**REQUIRED WORK:** Transcribe all the entries word for word, but omit the images.

-- Begin SOURCE MATERIAL --

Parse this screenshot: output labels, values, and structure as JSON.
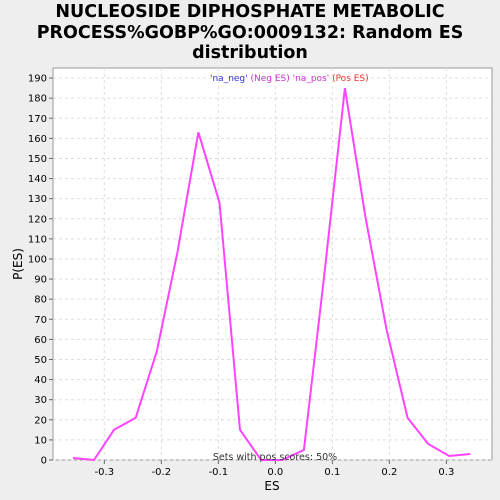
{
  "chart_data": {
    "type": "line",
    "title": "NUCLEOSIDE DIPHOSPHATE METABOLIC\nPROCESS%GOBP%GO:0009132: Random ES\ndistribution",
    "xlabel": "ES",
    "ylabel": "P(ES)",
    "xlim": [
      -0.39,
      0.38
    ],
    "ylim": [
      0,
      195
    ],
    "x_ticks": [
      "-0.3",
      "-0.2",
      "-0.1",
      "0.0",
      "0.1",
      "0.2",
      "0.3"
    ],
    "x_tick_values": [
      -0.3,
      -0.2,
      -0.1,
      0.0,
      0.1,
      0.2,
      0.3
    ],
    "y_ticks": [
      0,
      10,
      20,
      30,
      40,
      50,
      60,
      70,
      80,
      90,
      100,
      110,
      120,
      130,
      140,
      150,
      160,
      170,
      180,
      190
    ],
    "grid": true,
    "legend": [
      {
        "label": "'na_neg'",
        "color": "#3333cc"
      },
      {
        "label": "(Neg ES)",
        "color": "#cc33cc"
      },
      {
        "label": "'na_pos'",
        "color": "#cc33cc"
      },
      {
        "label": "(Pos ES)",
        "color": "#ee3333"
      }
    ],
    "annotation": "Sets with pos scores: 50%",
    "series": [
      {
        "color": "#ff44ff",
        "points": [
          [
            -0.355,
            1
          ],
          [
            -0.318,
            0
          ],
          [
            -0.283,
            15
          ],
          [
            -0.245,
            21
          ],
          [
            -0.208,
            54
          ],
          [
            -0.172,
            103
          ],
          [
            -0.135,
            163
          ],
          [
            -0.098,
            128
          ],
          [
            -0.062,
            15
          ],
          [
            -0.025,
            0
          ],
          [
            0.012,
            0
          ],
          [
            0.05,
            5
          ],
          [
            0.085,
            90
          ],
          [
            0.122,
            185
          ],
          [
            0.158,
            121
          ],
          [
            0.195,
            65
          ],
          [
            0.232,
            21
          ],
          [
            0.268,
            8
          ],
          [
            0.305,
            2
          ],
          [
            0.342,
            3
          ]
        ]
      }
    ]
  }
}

-- End SOURCE MATERIAL --

**WRITTEN RESPONSE:**
Parse this screenshot: output labels, values, and structure as JSON.
{
  "chart_data": {
    "type": "line",
    "title": "NUCLEOSIDE DIPHOSPHATE METABOLIC\nPROCESS%GOBP%GO:0009132: Random ES\ndistribution",
    "xlabel": "ES",
    "ylabel": "P(ES)",
    "xlim": [
      -0.39,
      0.38
    ],
    "ylim": [
      0,
      195
    ],
    "x_ticks": [
      "-0.3",
      "-0.2",
      "-0.1",
      "0.0",
      "0.1",
      "0.2",
      "0.3"
    ],
    "x_tick_values": [
      -0.3,
      -0.2,
      -0.1,
      0.0,
      0.1,
      0.2,
      0.3
    ],
    "y_ticks": [
      0,
      10,
      20,
      30,
      40,
      50,
      60,
      70,
      80,
      90,
      100,
      110,
      120,
      130,
      140,
      150,
      160,
      170,
      180,
      190
    ],
    "grid": true,
    "legend": [
      {
        "label": "'na_neg'",
        "color": "#3333cc"
      },
      {
        "label": "(Neg ES)",
        "color": "#cc33cc"
      },
      {
        "label": "'na_pos'",
        "color": "#cc33cc"
      },
      {
        "label": "(Pos ES)",
        "color": "#ee3333"
      }
    ],
    "annotation": "Sets with pos scores: 50%",
    "series": [
      {
        "color": "#ff44ff",
        "points": [
          [
            -0.355,
            1
          ],
          [
            -0.318,
            0
          ],
          [
            -0.283,
            15
          ],
          [
            -0.245,
            21
          ],
          [
            -0.208,
            54
          ],
          [
            -0.172,
            103
          ],
          [
            -0.135,
            163
          ],
          [
            -0.098,
            128
          ],
          [
            -0.062,
            15
          ],
          [
            -0.025,
            0
          ],
          [
            0.012,
            0
          ],
          [
            0.05,
            5
          ],
          [
            0.085,
            90
          ],
          [
            0.122,
            185
          ],
          [
            0.158,
            121
          ],
          [
            0.195,
            65
          ],
          [
            0.232,
            21
          ],
          [
            0.268,
            8
          ],
          [
            0.305,
            2
          ],
          [
            0.342,
            3
          ]
        ]
      }
    ]
  }
}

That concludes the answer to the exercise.